**EXERCISE BRIEF**
Return the listing below unchanged, minus its pictures.

━━━━━━━━━━━━━━━━

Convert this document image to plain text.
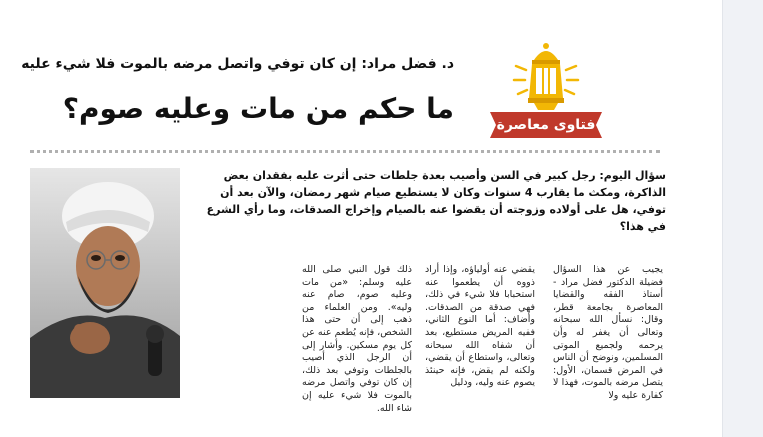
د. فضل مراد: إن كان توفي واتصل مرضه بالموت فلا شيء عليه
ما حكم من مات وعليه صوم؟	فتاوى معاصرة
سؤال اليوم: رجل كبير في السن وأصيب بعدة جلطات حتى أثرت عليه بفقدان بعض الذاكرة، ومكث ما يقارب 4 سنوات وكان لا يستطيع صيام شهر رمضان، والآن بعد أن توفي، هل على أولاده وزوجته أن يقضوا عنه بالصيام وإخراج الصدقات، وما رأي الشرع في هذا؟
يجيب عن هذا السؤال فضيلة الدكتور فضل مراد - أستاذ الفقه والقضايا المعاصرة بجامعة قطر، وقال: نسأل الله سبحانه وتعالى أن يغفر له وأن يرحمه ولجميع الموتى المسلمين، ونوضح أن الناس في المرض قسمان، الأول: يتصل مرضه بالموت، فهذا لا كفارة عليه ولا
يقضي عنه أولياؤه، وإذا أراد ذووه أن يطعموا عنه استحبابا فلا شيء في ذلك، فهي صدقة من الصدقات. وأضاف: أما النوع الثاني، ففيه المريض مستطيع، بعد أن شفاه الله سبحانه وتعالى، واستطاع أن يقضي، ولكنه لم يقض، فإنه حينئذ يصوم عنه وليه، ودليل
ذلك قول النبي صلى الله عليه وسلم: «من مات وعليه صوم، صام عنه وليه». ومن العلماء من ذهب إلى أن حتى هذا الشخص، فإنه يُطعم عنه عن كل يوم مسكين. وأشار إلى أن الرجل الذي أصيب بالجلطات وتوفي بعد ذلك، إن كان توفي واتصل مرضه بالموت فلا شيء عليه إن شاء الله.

━━━━━━━━━━━━━━━━

**WRITTEN SOLUTION**
Convert this document image to plain text.
د. فضل مراد: إن كان توفي واتصل مرضه بالموت فلا شيء عليه
ما حكم من مات وعليه صوم؟	فتاوى معاصرة
سؤال اليوم: رجل كبير في السن وأصيب بعدة جلطات حتى أثرت عليه بفقدان بعض الذاكرة، ومكث ما يقارب 4 سنوات وكان لا يستطيع صيام شهر رمضان، والآن بعد أن توفي، هل على أولاده وزوجته أن يقضوا عنه بالصيام وإخراج الصدقات، وما رأي الشرع في هذا؟
يجيب عن هذا السؤال فضيلة الدكتور فضل مراد - أستاذ الفقه والقضايا المعاصرة بجامعة قطر، وقال: نسأل الله سبحانه وتعالى أن يغفر له وأن يرحمه ولجميع الموتى المسلمين، ونوضح أن الناس في المرض قسمان، الأول: يتصل مرضه بالموت، فهذا لا كفارة عليه ولا
يقضي عنه أولياؤه، وإذا أراد ذووه أن يطعموا عنه استحبابا فلا شيء في ذلك، فهي صدقة من الصدقات. وأضاف: أما النوع الثاني، ففيه المريض مستطيع، بعد أن شفاه الله سبحانه وتعالى، واستطاع أن يقضي، ولكنه لم يقض، فإنه حينئذ يصوم عنه وليه، ودليل
ذلك قول النبي صلى الله عليه وسلم: «من مات وعليه صوم، صام عنه وليه». ومن العلماء من ذهب إلى أن حتى هذا الشخص، فإنه يُطعم عنه عن كل يوم مسكين. وأشار إلى أن الرجل الذي أصيب بالجلطات وتوفي بعد ذلك، إن كان توفي واتصل مرضه بالموت فلا شيء عليه إن شاء الله.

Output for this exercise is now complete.